* Begin *

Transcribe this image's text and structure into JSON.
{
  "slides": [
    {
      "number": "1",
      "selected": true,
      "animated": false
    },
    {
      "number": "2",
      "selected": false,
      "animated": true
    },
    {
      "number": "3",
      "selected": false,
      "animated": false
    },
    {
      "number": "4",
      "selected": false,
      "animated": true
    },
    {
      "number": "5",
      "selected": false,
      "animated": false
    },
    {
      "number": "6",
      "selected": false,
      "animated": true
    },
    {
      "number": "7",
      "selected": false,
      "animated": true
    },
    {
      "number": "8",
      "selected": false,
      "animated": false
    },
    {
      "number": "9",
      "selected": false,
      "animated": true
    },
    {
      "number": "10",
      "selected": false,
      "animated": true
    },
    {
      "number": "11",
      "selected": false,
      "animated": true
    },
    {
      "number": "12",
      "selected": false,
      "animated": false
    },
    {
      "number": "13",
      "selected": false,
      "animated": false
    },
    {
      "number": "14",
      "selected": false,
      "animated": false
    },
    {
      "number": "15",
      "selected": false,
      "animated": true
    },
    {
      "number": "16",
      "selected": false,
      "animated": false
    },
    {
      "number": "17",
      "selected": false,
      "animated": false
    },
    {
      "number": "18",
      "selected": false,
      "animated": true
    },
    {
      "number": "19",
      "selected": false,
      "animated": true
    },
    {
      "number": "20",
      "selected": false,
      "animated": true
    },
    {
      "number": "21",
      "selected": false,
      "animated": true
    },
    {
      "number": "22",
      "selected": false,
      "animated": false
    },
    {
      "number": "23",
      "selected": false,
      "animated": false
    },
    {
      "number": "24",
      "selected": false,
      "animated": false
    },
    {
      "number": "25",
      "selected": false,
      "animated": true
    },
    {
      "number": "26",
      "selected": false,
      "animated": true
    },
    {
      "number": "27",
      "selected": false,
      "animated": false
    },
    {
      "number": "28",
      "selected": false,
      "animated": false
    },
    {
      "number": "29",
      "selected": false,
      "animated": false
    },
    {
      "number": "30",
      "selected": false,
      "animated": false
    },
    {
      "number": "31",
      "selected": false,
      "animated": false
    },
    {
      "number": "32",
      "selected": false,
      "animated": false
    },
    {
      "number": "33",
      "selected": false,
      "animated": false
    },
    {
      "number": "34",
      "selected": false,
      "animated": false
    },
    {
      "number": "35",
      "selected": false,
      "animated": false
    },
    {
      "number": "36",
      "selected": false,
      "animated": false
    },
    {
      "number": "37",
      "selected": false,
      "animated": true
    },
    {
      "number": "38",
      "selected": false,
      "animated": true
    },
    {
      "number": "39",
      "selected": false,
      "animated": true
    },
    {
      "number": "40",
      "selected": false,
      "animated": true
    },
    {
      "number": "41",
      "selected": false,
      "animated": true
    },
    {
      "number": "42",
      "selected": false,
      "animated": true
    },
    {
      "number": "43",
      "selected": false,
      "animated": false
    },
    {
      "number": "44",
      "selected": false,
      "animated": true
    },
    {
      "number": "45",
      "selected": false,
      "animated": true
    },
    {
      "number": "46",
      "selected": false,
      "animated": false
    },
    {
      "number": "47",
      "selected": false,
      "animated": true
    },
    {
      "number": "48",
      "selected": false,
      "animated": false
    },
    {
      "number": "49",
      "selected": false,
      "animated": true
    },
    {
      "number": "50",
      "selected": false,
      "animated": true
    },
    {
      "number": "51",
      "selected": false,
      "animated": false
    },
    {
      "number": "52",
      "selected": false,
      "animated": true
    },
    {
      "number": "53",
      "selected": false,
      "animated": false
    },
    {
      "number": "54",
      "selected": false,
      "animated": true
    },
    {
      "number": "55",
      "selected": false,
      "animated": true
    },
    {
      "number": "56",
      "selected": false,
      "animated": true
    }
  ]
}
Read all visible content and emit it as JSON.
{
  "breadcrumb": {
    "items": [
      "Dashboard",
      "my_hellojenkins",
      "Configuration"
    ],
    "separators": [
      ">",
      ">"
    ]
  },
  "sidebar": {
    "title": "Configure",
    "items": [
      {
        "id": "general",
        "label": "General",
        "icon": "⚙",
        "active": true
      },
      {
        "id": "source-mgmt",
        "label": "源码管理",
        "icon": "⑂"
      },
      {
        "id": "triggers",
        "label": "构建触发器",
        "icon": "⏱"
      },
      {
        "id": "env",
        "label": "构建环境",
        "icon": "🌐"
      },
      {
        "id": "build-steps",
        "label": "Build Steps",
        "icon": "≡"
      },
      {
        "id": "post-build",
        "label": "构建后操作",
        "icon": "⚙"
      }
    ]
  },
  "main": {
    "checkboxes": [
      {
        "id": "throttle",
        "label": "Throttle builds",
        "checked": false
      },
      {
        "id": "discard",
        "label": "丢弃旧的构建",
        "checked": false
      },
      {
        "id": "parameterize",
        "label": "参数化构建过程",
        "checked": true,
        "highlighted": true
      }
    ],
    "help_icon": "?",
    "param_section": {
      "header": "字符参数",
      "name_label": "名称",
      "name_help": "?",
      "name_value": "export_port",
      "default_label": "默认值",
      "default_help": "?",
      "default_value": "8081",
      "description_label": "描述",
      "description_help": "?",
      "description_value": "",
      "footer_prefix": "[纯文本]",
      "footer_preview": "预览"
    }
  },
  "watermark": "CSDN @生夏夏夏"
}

* End *

> **Written request**
Each line from the one containing "Read all visible content and emit it as JSON." to the end of the records should be echoed exactly, and no other line.

> **Output for this exercise**
Read all visible content and emit it as JSON.
{
  "breadcrumb": {
    "items": [
      "Dashboard",
      "my_hellojenkins",
      "Configuration"
    ],
    "separators": [
      ">",
      ">"
    ]
  },
  "sidebar": {
    "title": "Configure",
    "items": [
      {
        "id": "general",
        "label": "General",
        "icon": "⚙",
        "active": true
      },
      {
        "id": "source-mgmt",
        "label": "源码管理",
        "icon": "⑂"
      },
      {
        "id": "triggers",
        "label": "构建触发器",
        "icon": "⏱"
      },
      {
        "id": "env",
        "label": "构建环境",
        "icon": "🌐"
      },
      {
        "id": "build-steps",
        "label": "Build Steps",
        "icon": "≡"
      },
      {
        "id": "post-build",
        "label": "构建后操作",
        "icon": "⚙"
      }
    ]
  },
  "main": {
    "checkboxes": [
      {
        "id": "throttle",
        "label": "Throttle builds",
        "checked": false
      },
      {
        "id": "discard",
        "label": "丢弃旧的构建",
        "checked": false
      },
      {
        "id": "parameterize",
        "label": "参数化构建过程",
        "checked": true,
        "highlighted": true
      }
    ],
    "help_icon": "?",
    "param_section": {
      "header": "字符参数",
      "name_label": "名称",
      "name_help": "?",
      "name_value": "export_port",
      "default_label": "默认值",
      "default_help": "?",
      "default_value": "8081",
      "description_label": "描述",
      "description_help": "?",
      "description_value": "",
      "footer_prefix": "[纯文本]",
      "footer_preview": "预览"
    }
  },
  "watermark": "CSDN @生夏夏夏"
}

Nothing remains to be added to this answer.